>>>>
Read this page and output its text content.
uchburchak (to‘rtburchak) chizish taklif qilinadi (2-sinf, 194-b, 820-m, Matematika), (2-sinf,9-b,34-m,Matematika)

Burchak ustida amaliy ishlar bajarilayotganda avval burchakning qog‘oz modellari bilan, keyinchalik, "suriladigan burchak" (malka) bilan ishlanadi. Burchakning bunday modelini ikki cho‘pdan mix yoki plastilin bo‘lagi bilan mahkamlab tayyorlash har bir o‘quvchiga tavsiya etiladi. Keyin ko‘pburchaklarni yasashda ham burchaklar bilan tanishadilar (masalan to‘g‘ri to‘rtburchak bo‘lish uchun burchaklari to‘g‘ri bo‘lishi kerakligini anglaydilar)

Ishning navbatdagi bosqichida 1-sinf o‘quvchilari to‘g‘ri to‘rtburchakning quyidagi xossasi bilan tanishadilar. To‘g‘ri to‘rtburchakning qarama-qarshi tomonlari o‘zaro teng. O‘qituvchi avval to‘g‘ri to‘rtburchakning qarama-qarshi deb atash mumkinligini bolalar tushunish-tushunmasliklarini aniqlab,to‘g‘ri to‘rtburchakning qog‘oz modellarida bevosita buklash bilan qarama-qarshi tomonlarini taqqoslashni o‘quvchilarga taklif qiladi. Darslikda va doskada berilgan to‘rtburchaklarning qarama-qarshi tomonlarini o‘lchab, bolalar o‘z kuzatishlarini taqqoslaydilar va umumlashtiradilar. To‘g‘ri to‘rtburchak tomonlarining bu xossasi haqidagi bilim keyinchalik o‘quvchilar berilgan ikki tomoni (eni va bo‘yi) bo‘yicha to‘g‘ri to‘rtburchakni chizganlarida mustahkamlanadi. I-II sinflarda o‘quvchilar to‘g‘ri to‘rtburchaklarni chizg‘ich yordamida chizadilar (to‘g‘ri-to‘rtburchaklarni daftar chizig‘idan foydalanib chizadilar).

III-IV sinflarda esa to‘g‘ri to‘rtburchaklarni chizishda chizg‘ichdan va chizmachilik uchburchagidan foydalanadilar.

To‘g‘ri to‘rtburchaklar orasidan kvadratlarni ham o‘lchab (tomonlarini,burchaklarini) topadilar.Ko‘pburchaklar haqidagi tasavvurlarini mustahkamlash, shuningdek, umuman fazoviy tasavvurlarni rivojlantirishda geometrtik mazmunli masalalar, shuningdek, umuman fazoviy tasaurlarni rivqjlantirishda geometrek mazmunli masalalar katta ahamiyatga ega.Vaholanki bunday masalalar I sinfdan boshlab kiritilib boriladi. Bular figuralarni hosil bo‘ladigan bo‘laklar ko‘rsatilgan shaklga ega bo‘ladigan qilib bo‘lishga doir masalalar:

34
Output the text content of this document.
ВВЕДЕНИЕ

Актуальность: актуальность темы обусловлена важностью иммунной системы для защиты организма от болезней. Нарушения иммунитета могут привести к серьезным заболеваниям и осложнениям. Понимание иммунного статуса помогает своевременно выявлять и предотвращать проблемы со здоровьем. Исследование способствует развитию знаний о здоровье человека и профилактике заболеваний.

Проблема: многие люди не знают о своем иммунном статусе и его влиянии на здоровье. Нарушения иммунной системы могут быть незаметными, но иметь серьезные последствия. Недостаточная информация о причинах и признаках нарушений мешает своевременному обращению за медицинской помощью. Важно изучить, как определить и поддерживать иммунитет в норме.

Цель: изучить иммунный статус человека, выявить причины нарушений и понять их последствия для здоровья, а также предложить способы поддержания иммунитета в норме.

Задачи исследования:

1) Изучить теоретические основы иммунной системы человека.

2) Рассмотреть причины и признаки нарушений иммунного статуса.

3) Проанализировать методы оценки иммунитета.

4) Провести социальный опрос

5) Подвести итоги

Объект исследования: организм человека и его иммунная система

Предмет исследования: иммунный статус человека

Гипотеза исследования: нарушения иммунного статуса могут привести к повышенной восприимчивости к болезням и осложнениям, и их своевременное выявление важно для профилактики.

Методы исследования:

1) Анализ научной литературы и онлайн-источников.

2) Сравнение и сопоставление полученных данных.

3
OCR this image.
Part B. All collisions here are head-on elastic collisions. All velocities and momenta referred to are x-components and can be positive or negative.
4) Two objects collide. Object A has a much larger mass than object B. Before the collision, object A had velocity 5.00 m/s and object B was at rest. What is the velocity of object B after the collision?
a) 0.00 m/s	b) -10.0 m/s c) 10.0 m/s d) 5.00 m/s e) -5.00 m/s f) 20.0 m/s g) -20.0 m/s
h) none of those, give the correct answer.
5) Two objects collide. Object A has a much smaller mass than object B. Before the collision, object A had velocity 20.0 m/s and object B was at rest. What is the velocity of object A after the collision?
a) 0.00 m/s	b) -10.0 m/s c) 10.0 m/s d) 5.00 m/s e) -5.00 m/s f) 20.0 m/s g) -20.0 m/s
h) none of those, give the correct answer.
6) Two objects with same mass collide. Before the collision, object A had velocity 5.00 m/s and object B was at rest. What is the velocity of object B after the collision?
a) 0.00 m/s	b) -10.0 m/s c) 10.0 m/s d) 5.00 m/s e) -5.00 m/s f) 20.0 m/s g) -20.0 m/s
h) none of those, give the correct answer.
<<<<
● WHAT YOU HAVE TO DO: Collect the lines that hold "иммунный".

● OUTPUT OF THE TASK:
Цель: изучить иммунный статус человека, выявить причины нарушений и понять их последствия для здоровья, а также предложить способы поддержания иммунитета в норме.
Предмет исследования: иммунный статус человека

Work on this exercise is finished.